>> Start Supplied entries

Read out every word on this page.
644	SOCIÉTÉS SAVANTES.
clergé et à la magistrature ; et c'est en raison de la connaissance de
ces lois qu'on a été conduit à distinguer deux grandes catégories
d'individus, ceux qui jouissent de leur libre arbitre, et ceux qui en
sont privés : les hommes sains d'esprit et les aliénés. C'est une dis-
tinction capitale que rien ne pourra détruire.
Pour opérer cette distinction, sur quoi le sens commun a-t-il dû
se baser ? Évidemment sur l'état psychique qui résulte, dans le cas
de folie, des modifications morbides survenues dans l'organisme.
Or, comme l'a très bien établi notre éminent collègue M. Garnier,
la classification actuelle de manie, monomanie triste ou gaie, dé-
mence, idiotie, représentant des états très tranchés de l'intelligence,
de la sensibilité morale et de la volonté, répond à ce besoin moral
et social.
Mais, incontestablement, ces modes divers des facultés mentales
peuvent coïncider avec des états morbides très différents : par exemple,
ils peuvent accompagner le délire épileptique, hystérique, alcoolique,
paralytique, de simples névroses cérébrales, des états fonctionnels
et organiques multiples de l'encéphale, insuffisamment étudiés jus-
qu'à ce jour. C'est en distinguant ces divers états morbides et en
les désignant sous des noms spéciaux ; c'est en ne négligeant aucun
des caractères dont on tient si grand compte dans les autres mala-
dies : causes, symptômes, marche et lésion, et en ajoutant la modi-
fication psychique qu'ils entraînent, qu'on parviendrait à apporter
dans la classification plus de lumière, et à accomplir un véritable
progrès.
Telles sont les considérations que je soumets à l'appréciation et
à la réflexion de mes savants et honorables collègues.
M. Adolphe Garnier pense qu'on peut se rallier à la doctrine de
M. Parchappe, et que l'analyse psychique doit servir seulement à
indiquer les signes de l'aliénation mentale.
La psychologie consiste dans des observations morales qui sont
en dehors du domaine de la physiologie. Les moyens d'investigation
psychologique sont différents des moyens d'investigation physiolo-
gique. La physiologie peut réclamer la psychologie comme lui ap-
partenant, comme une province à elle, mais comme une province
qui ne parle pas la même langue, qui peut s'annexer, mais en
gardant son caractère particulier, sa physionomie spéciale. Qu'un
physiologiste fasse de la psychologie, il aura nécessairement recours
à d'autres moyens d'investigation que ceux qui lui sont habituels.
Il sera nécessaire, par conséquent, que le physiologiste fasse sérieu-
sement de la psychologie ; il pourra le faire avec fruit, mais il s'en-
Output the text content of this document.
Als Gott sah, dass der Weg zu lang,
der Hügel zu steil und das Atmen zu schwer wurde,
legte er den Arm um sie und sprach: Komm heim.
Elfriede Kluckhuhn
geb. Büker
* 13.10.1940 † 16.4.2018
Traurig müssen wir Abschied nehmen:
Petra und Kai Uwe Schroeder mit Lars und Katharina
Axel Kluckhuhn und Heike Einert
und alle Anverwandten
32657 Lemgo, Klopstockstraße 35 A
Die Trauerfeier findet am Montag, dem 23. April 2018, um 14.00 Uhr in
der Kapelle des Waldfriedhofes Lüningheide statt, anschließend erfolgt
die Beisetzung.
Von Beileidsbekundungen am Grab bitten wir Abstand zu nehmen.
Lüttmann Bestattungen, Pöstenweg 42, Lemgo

>> End Supplied entries

**Exercise objective**: Extract, word for word, each line of the listing above.

**Final answer**:
Read out every word on this page.
644	SOCIÉTÉS SAVANTES.
clergé et à la magistrature ; et c'est en raison de la connaissance de
ces lois qu'on a été conduit à distinguer deux grandes catégories
d'individus, ceux qui jouissent de leur libre arbitre, et ceux qui en
sont privés : les hommes sains d'esprit et les aliénés. C'est une dis-
tinction capitale que rien ne pourra détruire.
Pour opérer cette distinction, sur quoi le sens commun a-t-il dû
se baser ? Évidemment sur l'état psychique qui résulte, dans le cas
de folie, des modifications morbides survenues dans l'organisme.
Or, comme l'a très bien établi notre éminent collègue M. Garnier,
la classification actuelle de manie, monomanie triste ou gaie, dé-
mence, idiotie, représentant des états très tranchés de l'intelligence,
de la sensibilité morale et de la volonté, répond à ce besoin moral
et social.
Mais, incontestablement, ces modes divers des facultés mentales
peuvent coïncider avec des états morbides très différents : par exemple,
ils peuvent accompagner le délire épileptique, hystérique, alcoolique,
paralytique, de simples névroses cérébrales, des états fonctionnels
et organiques multiples de l'encéphale, insuffisamment étudiés jus-
qu'à ce jour. C'est en distinguant ces divers états morbides et en
les désignant sous des noms spéciaux ; c'est en ne négligeant aucun
des caractères dont on tient si grand compte dans les autres mala-
dies : causes, symptômes, marche et lésion, et en ajoutant la modi-
fication psychique qu'ils entraînent, qu'on parviendrait à apporter
dans la classification plus de lumière, et à accomplir un véritable
progrès.
Telles sont les considérations que je soumets à l'appréciation et
à la réflexion de mes savants et honorables collègues.
M. Adolphe Garnier pense qu'on peut se rallier à la doctrine de
M. Parchappe, et que l'analyse psychique doit servir seulement à
indiquer les signes de l'aliénation mentale.
La psychologie consiste dans des observations morales qui sont
en dehors du domaine de la physiologie. Les moyens d'investigation
psychologique sont différents des moyens d'investigation physiolo-
gique. La physiologie peut réclamer la psychologie comme lui ap-
partenant, comme une province à elle, mais comme une province
qui ne parle pas la même langue, qui peut s'annexer, mais en
gardant son caractère particulier, sa physionomie spéciale. Qu'un
physiologiste fasse de la psychologie, il aura nécessairement recours
à d'autres moyens d'investigation que ceux qui lui sont habituels.
Il sera nécessaire, par conséquent, que le physiologiste fasse sérieu-
sement de la psychologie ; il pourra le faire avec fruit, mais il s'en-
Output the text content of this document.
Als Gott sah, dass der Weg zu lang,
der Hügel zu steil und das Atmen zu schwer wurde,
legte er den Arm um sie und sprach: Komm heim.
Elfriede Kluckhuhn
geb. Büker
* 13.10.1940 † 16.4.2018
Traurig müssen wir Abschied nehmen:
Petra und Kai Uwe Schroeder mit Lars und Katharina
Axel Kluckhuhn und Heike Einert
und alle Anverwandten
32657 Lemgo, Klopstockstraße 35 A
Die Trauerfeier findet am Montag, dem 23. April 2018, um 14.00 Uhr in
der Kapelle des Waldfriedhofes Lüningheide statt, anschließend erfolgt
die Beisetzung.
Von Beileidsbekundungen am Grab bitten wir Abstand zu nehmen.
Lüttmann Bestattungen, Pöstenweg 42, Lemgo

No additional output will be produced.